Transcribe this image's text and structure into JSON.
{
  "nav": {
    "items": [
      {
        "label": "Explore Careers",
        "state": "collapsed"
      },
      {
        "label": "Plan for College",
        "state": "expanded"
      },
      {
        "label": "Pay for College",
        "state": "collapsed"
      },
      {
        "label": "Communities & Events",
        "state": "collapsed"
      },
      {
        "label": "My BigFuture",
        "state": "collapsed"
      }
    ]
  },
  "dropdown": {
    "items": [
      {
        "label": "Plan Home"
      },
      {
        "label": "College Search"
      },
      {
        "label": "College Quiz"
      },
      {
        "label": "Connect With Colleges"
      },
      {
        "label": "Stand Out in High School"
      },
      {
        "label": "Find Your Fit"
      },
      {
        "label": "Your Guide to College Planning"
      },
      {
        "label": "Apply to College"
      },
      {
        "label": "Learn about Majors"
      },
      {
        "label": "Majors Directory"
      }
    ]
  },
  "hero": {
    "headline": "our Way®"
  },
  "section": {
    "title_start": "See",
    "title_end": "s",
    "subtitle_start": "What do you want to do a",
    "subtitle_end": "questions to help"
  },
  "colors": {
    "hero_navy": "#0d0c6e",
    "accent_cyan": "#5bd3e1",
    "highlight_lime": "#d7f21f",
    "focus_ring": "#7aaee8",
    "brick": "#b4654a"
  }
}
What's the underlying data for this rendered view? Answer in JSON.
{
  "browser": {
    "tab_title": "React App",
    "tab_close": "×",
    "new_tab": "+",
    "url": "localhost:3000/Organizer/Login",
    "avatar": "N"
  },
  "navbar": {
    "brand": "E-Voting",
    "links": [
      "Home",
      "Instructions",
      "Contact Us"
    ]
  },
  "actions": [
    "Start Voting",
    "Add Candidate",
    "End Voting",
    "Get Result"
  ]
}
+--
■ WHAT IS NEEDED
Beginning at the line that holds "What's the underlying", write out word for word each line through the end of the records.

■ TASK RESULT
What's the underlying data for this rendered view? Answer in JSON.
{
  "browser": {
    "tab_title": "React App",
    "tab_close": "×",
    "new_tab": "+",
    "url": "localhost:3000/Organizer/Login",
    "avatar": "N"
  },
  "navbar": {
    "brand": "E-Voting",
    "links": [
      "Home",
      "Instructions",
      "Contact Us"
    ]
  },
  "actions": [
    "Start Voting",
    "Add Candidate",
    "End Voting",
    "Get Result"
  ]
}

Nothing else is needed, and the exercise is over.